Problem statement =
Find and copy every line in the records that includes the string "size".

.....

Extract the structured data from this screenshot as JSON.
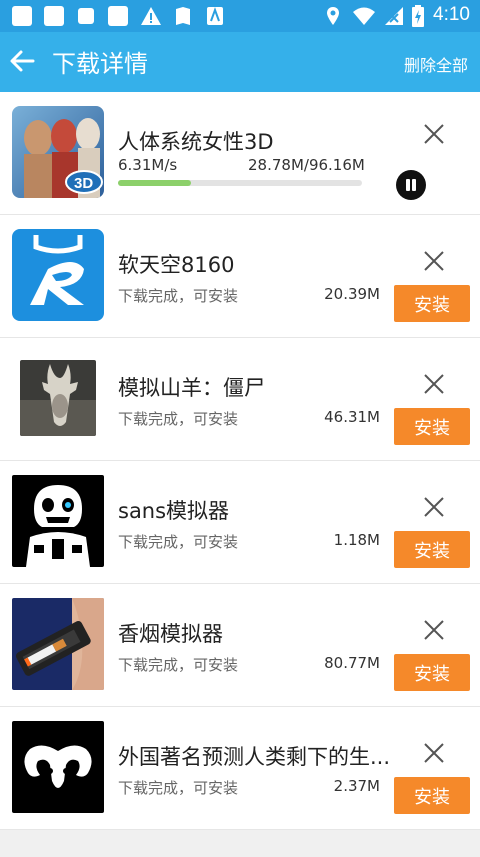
{
  "statusbar": {
    "time": "4:10"
  },
  "appbar": {
    "title": "下载详情",
    "delete_all": "删除全部"
  },
  "downloads": [
    {
      "name": "人体系统女性3D",
      "speed": "6.31M/s",
      "progress_text": "28.78M/96.16M",
      "progress": 0.3
    },
    {
      "name": "软天空8160",
      "status": "下载完成，可安装",
      "size": "20.39M",
      "install": "安装"
    },
    {
      "name": "模拟山羊：僵尸",
      "status": "下载完成，可安装",
      "size": "46.31M",
      "install": "安装"
    },
    {
      "name": "sans模拟器",
      "status": "下载完成，可安装",
      "size": "1.18M",
      "install": "安装"
    },
    {
      "name": "香烟模拟器",
      "status": "下载完成，可安装",
      "size": "80.77M",
      "install": "安装"
    },
    {
      "name": "外国著名预测人类剩下的生...",
      "status": "下载完成，可安装",
      "size": "2.37M",
      "install": "安装"
    }
  ],
  "colors": {
    "appbar": "#35b0ea",
    "install_button": "#f5892a",
    "progress": "#8cd06a"
  },
  "thumb_labels": {
    "anatomy": "3D"
  }
}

.....

Exercise answer =
      "size": "20.39M",
      "size": "46.31M",
      "size": "1.18M",
      "size": "80.77M",
      "size": "2.37M",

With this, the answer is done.